* _YOUR GOAL_:
Return the lines of each item below exactly as they appear, omitting the pictures.

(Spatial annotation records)
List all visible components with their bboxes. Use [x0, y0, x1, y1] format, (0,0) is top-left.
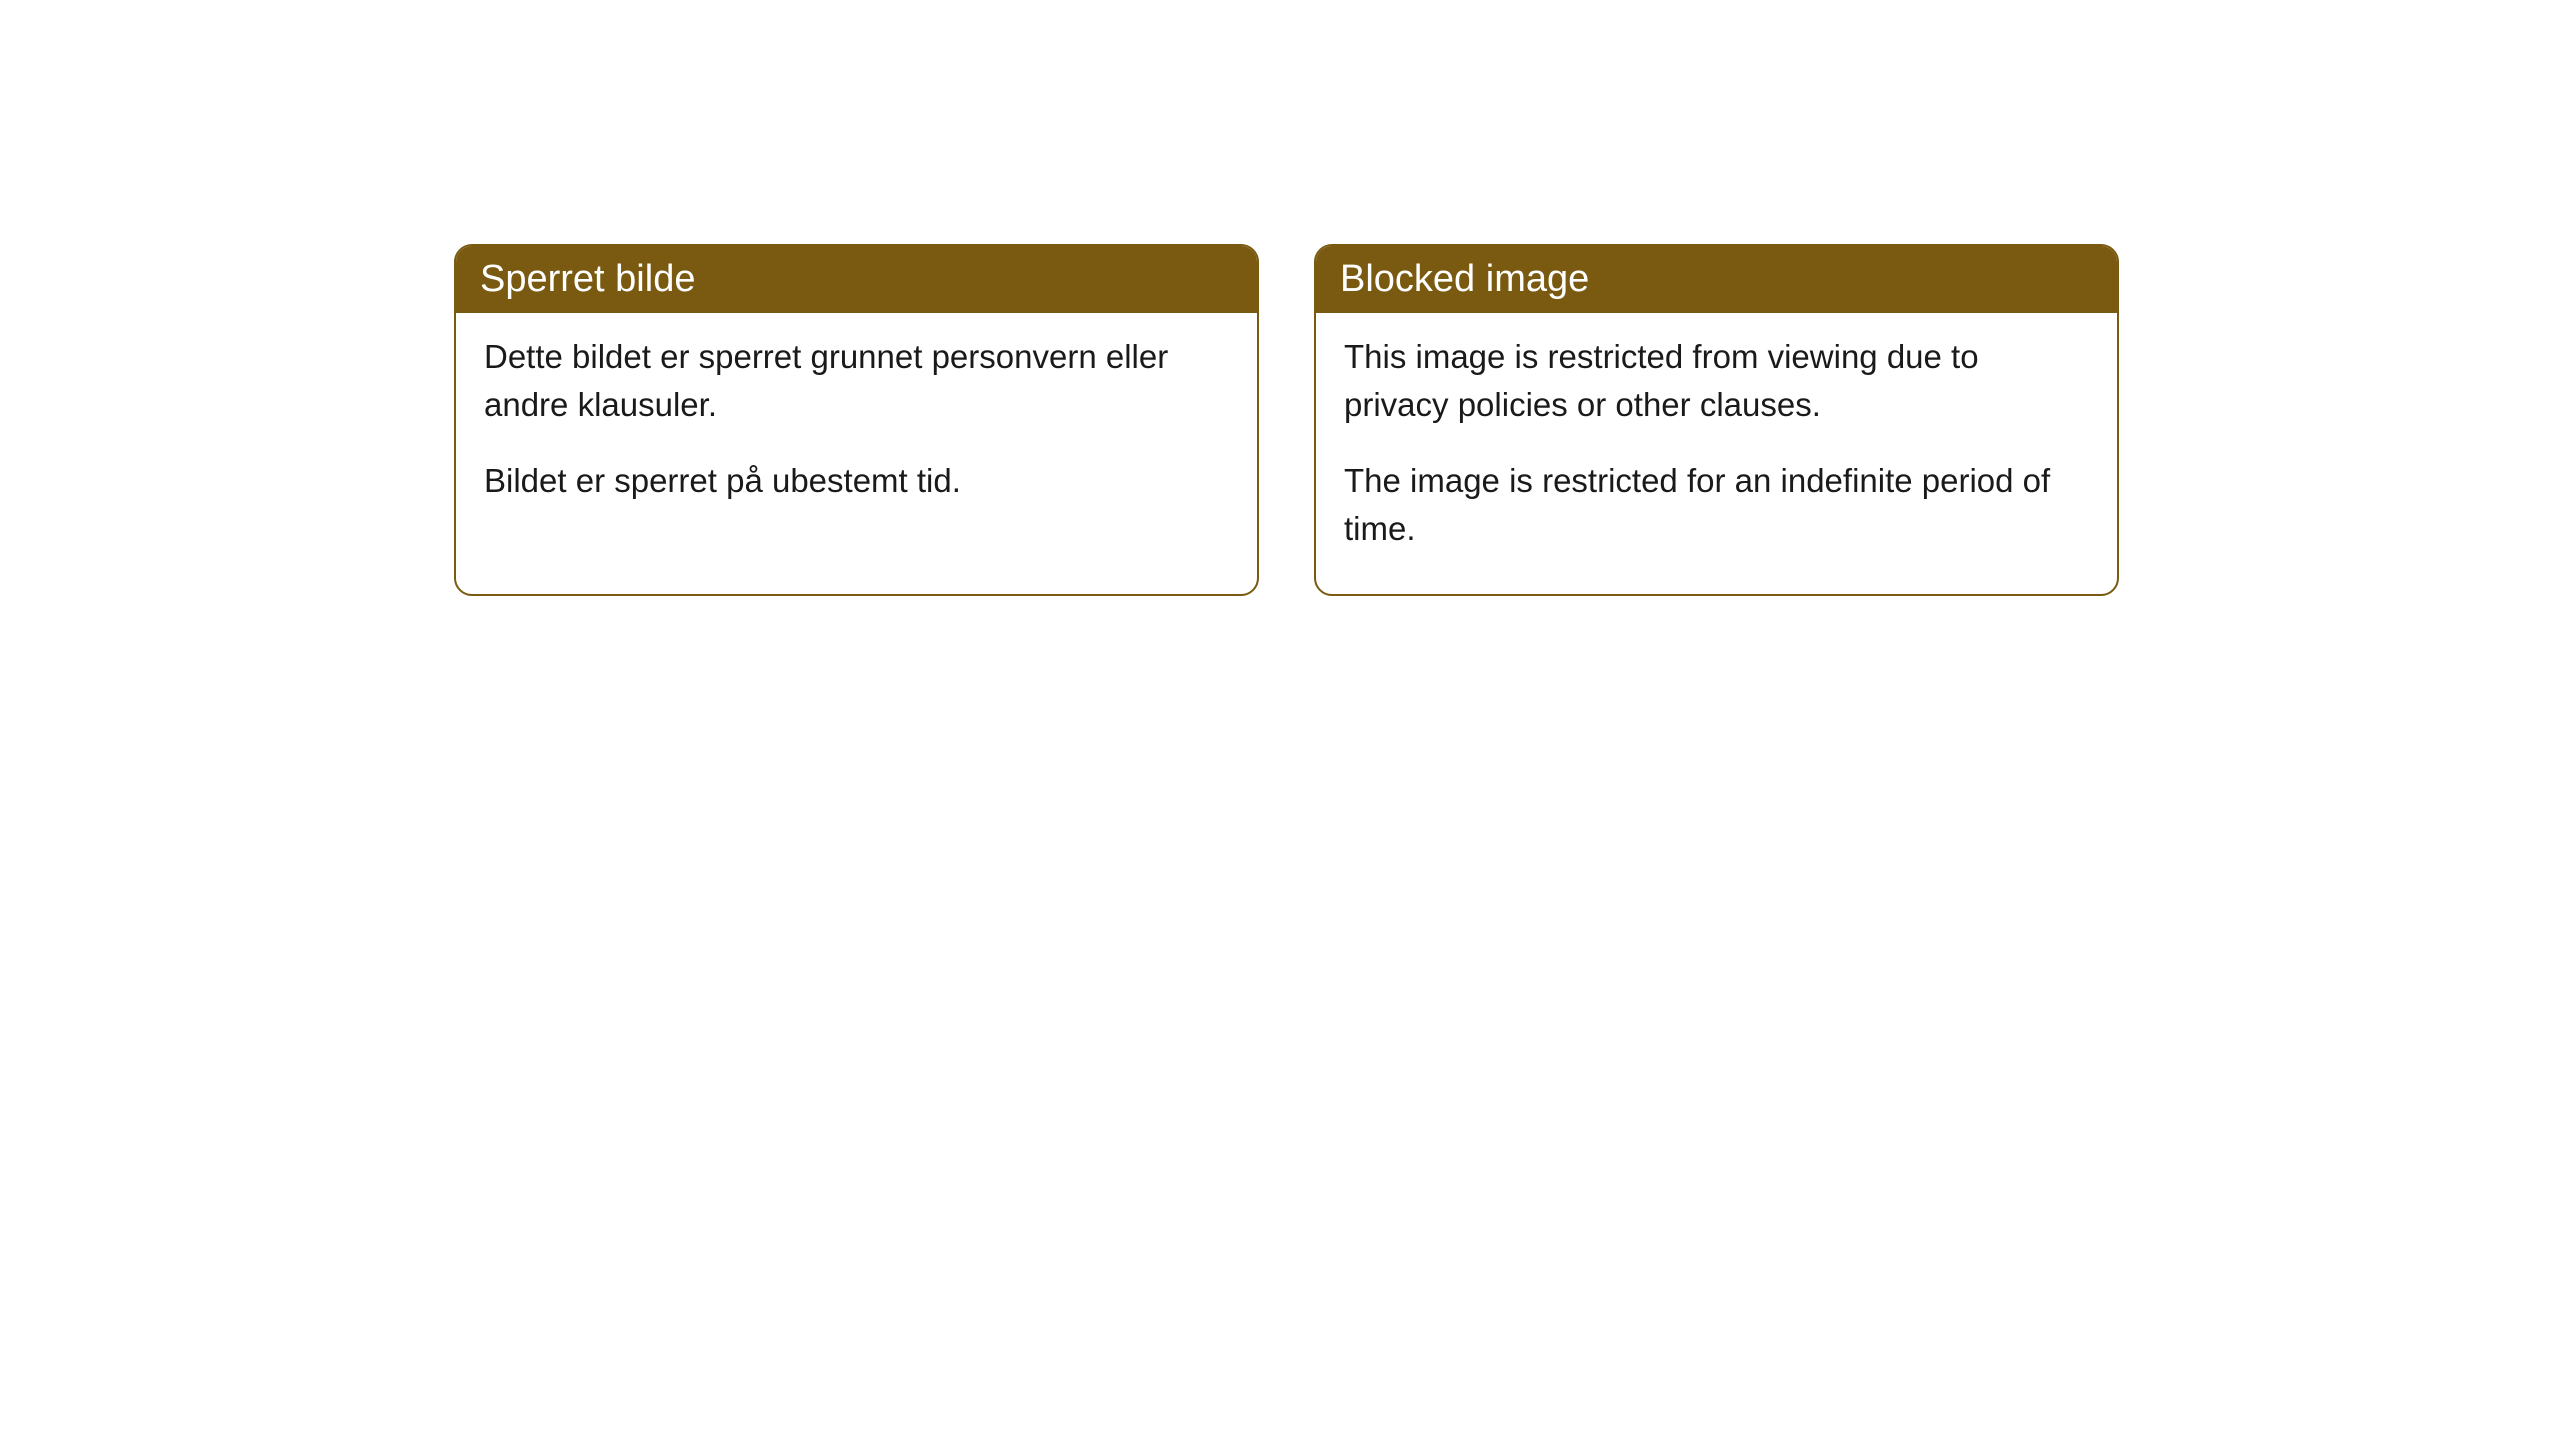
cards-container: Sperret bilde Dette bildet er sperret gr…	[454, 244, 2119, 596]
card-body-english: This image is restricted from viewing du…	[1316, 313, 2117, 594]
card-text-english-2: The image is restricted for an indefinit…	[1344, 457, 2089, 553]
card-english: Blocked image This image is restricted f…	[1314, 244, 2119, 596]
card-title-norwegian: Sperret bilde	[480, 258, 695, 300]
card-header-english: Blocked image	[1316, 246, 2117, 313]
card-text-norwegian-2: Bildet er sperret på ubestemt tid.	[484, 457, 1229, 505]
card-body-norwegian: Dette bildet er sperret grunnet personve…	[456, 313, 1257, 547]
card-header-norwegian: Sperret bilde	[456, 246, 1257, 313]
card-text-english-1: This image is restricted from viewing du…	[1344, 333, 2089, 429]
card-title-english: Blocked image	[1340, 258, 1589, 300]
card-norwegian: Sperret bilde Dette bildet er sperret gr…	[454, 244, 1259, 596]
card-text-norwegian-1: Dette bildet er sperret grunnet personve…	[484, 333, 1229, 429]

* _EXERCISE SOLUTION_:
List all visible components with their bboxes. Use [x0, y0, x1, y1] format, (0,0) is top-left.
cards-container: Sperret bilde Dette bildet er sperret gr…	[454, 244, 2119, 596]
card-body-english: This image is restricted from viewing du…	[1316, 313, 2117, 594]
card-text-english-2: The image is restricted for an indefinit…	[1344, 457, 2089, 553]
card-english: Blocked image This image is restricted f…	[1314, 244, 2119, 596]
card-title-norwegian: Sperret bilde	[480, 258, 695, 300]
card-header-english: Blocked image	[1316, 246, 2117, 313]
card-text-norwegian-2: Bildet er sperret på ubestemt tid.	[484, 457, 1229, 505]
card-body-norwegian: Dette bildet er sperret grunnet personve…	[456, 313, 1257, 547]
card-header-norwegian: Sperret bilde	[456, 246, 1257, 313]
card-text-english-1: This image is restricted from viewing du…	[1344, 333, 2089, 429]
card-title-english: Blocked image	[1340, 258, 1589, 300]
card-norwegian: Sperret bilde Dette bildet er sperret gr…	[454, 244, 1259, 596]
card-text-norwegian-1: Dette bildet er sperret grunnet personve…	[484, 333, 1229, 429]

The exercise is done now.